SHORT PROBLEM:
Locate each line with the string "ylabel" in the listing below and copy it.

Items from a dataset:
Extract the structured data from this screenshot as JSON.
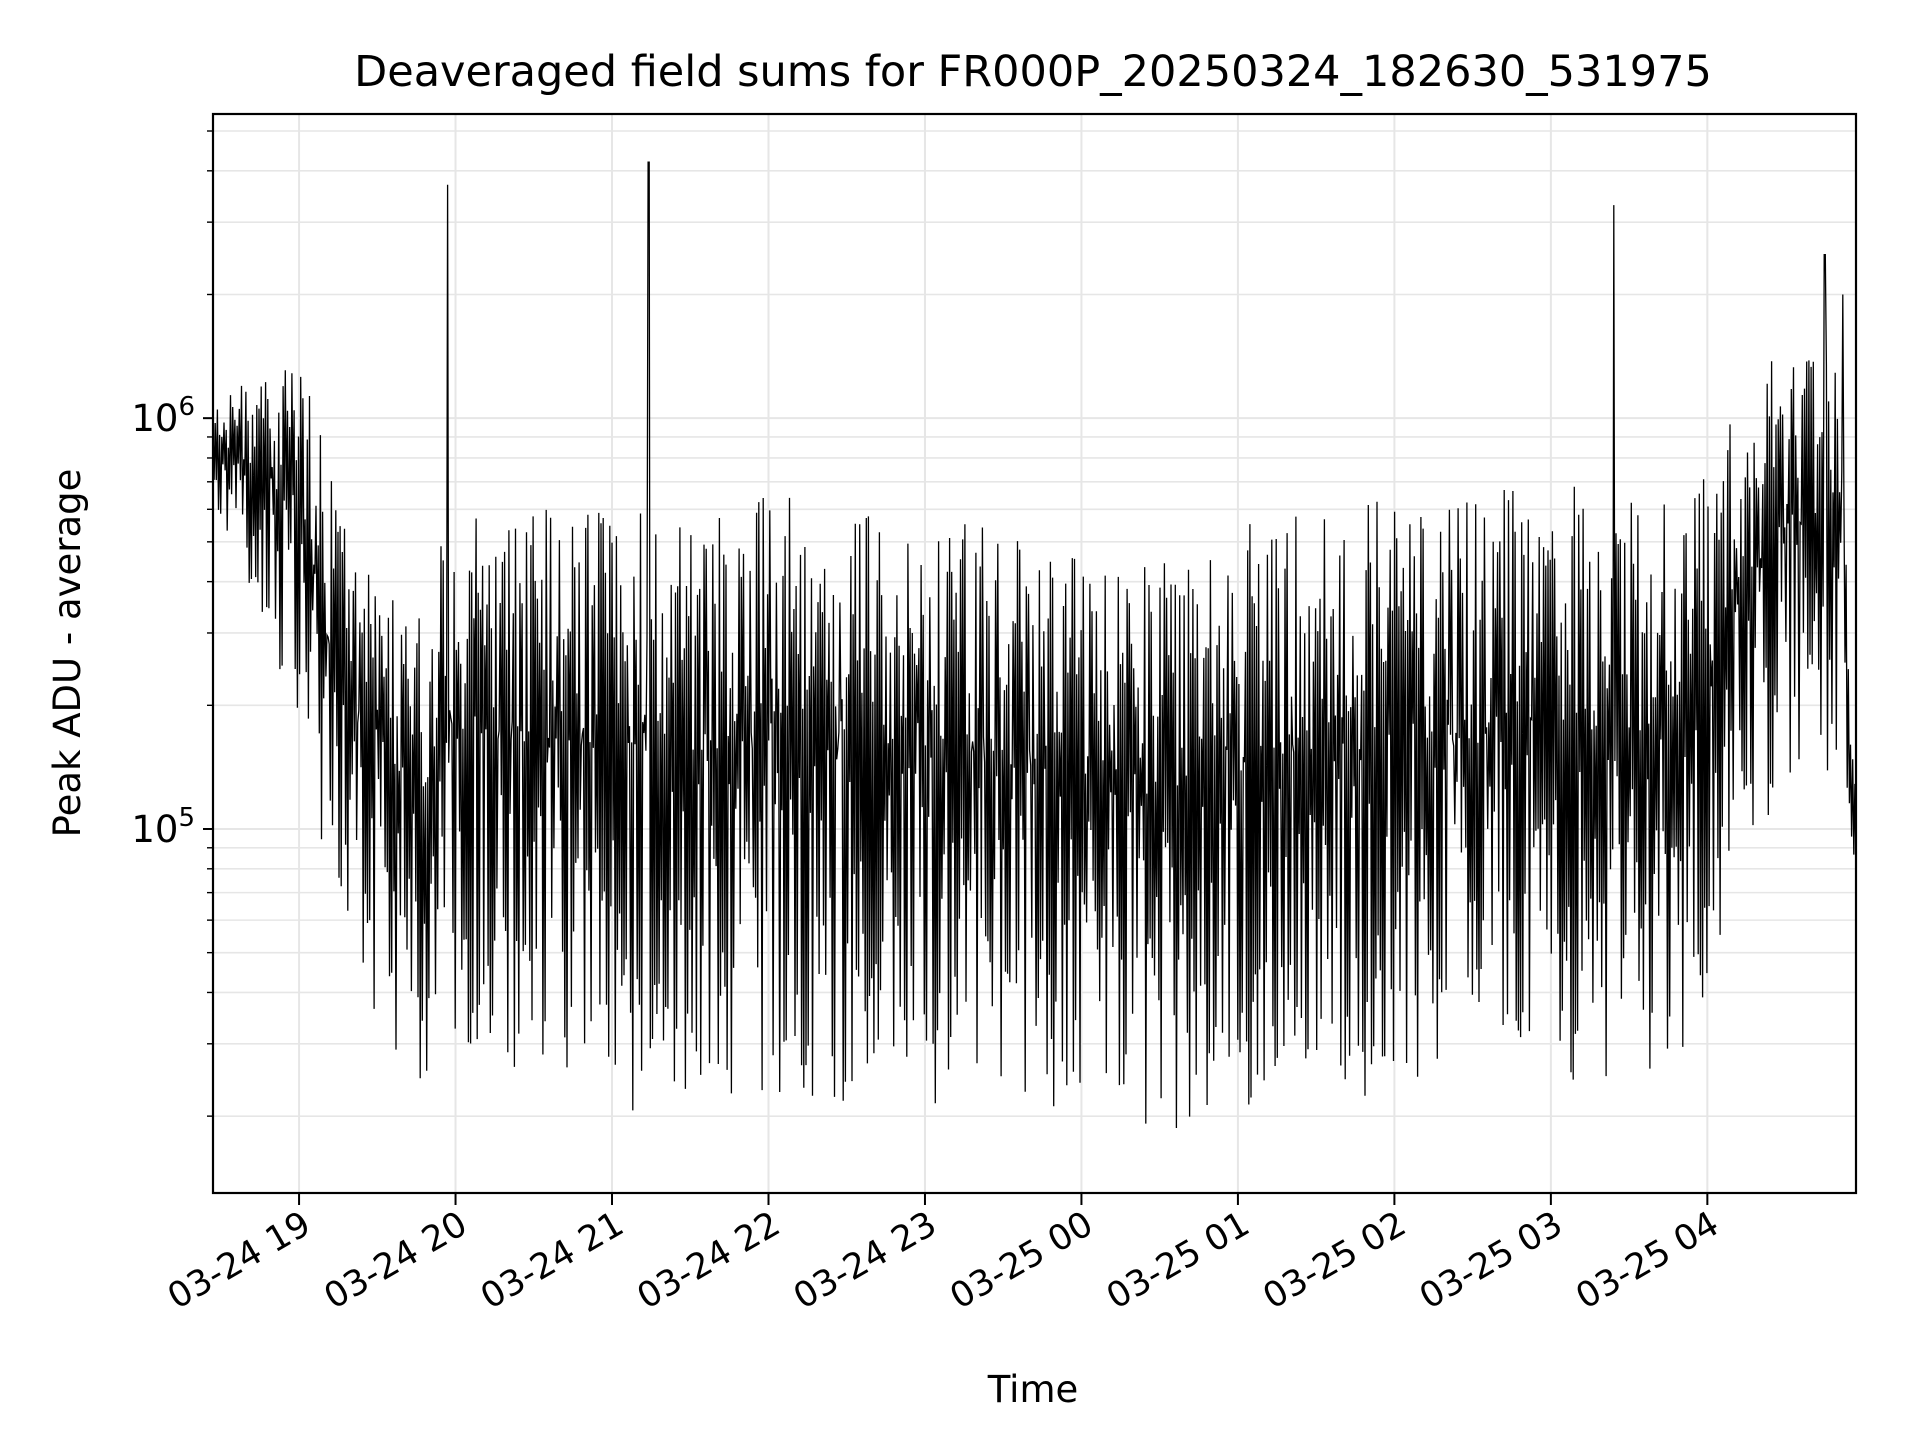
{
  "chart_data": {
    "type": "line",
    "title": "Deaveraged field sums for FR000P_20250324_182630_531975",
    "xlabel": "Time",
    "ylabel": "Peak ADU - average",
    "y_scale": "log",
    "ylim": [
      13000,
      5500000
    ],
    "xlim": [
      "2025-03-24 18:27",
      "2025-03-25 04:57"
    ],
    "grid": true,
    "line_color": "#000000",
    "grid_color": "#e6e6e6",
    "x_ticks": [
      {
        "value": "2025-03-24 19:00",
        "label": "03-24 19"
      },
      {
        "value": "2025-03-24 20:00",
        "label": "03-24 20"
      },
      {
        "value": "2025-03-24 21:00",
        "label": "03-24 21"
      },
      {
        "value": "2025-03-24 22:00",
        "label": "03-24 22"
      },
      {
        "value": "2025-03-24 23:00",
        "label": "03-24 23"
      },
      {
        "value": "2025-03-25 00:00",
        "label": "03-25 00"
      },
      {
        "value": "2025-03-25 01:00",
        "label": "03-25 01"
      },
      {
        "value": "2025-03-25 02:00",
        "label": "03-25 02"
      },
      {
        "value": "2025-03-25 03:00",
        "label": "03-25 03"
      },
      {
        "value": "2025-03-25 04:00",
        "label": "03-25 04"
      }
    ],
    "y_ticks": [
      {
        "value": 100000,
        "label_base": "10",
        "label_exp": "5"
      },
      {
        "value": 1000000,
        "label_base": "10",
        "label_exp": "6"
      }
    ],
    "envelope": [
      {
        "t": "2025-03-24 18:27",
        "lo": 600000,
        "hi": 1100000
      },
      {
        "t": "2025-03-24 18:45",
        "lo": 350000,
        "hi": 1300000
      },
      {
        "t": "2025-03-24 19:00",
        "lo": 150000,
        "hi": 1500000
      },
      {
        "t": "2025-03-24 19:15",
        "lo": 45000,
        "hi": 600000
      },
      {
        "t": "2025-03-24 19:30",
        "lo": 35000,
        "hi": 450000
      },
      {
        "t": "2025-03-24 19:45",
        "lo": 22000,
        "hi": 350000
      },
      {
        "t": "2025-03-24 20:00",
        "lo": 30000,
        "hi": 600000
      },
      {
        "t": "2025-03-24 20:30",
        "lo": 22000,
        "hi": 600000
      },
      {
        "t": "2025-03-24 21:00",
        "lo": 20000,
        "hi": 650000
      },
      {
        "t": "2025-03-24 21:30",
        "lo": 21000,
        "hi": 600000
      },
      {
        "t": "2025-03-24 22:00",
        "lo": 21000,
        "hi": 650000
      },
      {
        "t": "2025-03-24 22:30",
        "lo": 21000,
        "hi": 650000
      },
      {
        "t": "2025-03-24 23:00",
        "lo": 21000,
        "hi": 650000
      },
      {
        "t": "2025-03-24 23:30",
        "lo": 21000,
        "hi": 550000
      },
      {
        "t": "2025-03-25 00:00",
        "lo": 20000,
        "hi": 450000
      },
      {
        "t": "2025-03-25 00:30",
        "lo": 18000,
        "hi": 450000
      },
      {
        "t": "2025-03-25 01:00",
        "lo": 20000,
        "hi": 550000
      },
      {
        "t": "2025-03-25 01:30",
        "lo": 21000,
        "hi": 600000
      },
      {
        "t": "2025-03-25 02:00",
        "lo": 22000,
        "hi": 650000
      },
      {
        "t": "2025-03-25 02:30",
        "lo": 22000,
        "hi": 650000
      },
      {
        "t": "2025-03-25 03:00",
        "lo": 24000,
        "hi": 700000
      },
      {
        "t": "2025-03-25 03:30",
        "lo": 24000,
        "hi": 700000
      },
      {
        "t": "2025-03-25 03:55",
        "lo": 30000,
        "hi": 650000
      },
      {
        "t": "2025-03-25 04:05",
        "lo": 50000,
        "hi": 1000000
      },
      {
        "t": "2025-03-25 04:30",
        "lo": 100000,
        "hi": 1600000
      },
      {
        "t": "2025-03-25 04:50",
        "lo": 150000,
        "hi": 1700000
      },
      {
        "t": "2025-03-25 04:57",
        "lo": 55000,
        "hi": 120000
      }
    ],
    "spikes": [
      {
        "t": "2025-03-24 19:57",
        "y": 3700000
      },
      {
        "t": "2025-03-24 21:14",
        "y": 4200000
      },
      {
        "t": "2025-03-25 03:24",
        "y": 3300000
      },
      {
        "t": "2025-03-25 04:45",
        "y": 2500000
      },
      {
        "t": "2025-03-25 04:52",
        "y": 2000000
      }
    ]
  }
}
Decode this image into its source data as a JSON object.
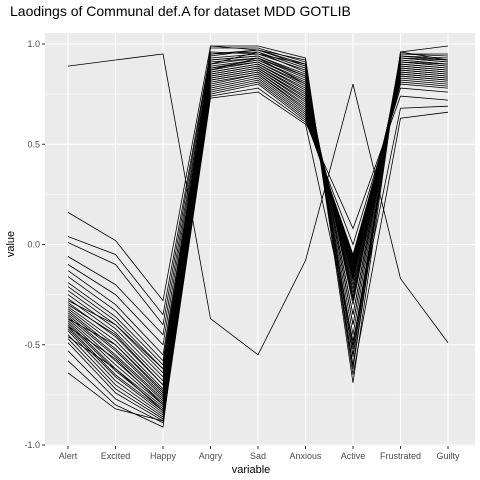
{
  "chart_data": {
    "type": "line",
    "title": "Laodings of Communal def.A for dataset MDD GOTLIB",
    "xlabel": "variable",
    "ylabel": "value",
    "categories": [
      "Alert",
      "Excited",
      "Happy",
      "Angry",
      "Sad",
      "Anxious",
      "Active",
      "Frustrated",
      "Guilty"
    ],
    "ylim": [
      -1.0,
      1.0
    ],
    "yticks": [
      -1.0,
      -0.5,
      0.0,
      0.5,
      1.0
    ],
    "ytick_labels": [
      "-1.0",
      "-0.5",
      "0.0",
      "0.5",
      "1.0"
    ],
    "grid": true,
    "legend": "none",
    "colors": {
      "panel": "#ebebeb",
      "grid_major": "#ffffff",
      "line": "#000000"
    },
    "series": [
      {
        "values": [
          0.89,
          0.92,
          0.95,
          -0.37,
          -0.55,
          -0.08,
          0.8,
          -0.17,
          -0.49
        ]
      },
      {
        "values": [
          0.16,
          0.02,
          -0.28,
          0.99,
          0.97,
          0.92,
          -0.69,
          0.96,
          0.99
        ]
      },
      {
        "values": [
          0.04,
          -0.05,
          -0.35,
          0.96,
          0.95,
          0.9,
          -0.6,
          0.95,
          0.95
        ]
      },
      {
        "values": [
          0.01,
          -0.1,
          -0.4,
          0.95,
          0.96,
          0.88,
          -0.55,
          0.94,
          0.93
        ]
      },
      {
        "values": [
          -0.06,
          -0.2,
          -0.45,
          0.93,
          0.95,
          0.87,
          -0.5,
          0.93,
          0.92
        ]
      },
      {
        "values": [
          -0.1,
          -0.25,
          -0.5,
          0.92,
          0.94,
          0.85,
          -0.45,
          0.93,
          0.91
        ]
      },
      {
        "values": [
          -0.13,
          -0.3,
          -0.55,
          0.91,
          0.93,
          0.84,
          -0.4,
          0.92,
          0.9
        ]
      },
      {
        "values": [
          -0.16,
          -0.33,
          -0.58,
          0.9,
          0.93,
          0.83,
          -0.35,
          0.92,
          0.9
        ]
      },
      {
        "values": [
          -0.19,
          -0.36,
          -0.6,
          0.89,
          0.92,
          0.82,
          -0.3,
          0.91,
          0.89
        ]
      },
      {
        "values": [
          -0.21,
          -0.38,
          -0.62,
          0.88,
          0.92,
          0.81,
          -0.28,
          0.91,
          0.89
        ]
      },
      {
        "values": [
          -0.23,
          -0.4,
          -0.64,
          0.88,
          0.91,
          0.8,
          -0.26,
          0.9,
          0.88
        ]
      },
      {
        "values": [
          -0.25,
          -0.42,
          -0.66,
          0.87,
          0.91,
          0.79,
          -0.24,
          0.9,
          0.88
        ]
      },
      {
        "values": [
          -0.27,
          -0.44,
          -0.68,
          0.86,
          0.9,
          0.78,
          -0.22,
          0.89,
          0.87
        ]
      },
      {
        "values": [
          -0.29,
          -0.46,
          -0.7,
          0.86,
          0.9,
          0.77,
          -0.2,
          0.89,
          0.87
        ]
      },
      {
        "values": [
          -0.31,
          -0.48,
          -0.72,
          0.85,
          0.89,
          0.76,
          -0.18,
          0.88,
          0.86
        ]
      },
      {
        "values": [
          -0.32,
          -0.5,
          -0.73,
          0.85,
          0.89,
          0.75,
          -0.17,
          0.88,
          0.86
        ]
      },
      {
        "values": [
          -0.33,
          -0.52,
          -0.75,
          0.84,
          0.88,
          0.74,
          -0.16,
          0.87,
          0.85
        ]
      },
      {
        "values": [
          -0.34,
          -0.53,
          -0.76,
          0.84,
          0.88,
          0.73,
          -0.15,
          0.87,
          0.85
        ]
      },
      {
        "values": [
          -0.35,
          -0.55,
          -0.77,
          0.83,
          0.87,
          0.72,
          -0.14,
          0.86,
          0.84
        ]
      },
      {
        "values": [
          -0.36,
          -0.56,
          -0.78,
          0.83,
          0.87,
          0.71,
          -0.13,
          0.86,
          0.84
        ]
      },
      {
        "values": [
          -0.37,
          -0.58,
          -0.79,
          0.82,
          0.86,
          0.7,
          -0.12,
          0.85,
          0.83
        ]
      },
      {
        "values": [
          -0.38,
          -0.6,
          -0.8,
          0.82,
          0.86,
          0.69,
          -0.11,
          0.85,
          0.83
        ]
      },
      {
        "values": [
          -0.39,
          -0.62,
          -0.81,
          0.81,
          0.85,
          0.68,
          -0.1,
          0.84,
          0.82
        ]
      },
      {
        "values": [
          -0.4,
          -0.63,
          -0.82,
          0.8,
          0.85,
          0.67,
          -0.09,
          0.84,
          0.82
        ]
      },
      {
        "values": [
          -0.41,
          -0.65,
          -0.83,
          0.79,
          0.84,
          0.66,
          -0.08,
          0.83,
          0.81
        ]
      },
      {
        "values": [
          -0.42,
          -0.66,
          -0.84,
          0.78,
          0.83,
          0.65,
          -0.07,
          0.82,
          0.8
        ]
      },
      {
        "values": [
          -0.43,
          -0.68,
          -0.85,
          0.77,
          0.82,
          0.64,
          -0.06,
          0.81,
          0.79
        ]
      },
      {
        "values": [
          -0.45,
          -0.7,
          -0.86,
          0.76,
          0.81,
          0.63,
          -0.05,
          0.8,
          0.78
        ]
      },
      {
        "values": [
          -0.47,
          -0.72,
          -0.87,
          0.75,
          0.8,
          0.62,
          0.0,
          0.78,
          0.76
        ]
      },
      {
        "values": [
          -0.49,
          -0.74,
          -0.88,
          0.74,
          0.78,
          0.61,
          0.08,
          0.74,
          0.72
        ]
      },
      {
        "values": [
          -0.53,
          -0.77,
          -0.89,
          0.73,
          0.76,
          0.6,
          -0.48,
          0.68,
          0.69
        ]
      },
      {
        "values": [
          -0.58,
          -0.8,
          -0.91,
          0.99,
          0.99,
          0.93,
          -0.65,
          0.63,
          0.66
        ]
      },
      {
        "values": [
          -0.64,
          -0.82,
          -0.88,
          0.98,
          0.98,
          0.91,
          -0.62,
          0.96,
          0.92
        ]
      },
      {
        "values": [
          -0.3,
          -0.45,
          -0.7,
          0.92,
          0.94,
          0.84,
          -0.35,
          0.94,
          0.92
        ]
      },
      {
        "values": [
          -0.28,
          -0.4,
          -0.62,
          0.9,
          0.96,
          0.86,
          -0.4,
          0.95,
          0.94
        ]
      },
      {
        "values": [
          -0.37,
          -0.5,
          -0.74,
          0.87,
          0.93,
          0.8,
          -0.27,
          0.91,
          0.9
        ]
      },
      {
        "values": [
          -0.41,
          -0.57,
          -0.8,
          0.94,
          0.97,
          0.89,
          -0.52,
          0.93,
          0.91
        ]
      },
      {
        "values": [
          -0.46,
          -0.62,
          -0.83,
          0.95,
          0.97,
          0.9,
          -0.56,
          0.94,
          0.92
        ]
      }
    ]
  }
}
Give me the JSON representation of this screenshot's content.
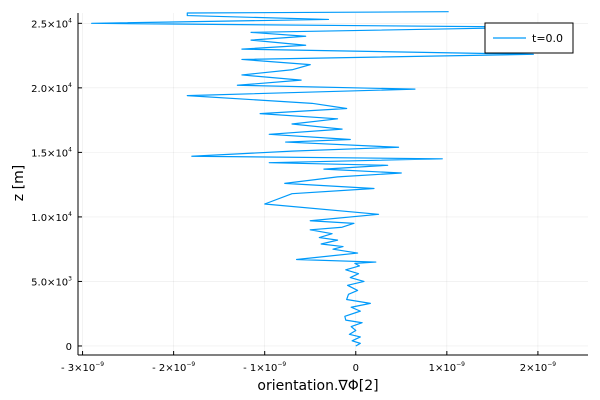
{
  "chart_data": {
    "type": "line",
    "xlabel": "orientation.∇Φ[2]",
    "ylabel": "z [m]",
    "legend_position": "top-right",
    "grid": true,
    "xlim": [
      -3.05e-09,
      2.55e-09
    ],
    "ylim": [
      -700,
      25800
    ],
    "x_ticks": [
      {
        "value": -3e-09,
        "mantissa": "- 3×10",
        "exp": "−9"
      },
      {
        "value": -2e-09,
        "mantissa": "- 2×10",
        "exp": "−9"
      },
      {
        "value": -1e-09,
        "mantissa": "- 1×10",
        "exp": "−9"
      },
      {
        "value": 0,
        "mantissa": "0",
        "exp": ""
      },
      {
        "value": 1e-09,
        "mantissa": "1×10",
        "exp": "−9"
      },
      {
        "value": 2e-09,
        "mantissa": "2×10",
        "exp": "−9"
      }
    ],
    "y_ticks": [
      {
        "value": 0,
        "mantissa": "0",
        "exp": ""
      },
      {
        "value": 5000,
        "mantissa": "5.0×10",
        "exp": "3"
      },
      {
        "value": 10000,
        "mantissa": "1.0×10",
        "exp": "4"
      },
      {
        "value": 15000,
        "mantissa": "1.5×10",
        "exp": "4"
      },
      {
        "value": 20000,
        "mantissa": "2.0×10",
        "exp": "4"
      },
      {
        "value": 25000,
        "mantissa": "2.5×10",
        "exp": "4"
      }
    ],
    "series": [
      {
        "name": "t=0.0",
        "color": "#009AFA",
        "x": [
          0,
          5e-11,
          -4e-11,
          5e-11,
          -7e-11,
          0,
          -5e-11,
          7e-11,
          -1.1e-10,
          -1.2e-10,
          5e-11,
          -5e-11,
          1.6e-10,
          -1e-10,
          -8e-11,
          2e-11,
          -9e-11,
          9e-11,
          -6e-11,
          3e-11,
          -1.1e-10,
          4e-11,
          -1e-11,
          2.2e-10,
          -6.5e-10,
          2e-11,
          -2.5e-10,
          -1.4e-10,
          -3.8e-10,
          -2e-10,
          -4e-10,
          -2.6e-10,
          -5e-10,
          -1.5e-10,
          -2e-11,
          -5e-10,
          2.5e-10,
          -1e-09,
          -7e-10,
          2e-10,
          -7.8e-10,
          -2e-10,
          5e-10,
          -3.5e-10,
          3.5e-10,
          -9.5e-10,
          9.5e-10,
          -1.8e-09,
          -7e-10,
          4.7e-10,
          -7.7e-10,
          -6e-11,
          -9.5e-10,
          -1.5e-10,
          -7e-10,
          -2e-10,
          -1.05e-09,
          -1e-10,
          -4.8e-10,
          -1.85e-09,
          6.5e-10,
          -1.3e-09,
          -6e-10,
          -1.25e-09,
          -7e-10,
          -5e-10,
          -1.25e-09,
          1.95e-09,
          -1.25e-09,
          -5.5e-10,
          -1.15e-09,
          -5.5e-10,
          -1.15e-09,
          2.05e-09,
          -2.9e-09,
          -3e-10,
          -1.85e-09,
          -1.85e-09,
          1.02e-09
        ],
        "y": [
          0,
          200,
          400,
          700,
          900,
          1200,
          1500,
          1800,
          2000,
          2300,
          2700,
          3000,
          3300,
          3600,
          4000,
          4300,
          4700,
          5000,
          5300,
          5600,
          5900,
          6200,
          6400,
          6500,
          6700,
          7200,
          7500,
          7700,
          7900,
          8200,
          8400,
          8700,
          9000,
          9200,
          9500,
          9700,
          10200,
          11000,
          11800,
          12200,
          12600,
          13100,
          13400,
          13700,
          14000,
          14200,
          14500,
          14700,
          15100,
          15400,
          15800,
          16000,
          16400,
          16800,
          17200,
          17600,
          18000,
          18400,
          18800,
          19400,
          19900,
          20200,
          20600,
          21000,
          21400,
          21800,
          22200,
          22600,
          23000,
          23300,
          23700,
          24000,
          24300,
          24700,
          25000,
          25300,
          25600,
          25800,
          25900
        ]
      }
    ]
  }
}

CORRECT RESULT:
    "ylabel": "Peak ADU - average",
    "ylabel": "value",
    "ylabel": "z [m]",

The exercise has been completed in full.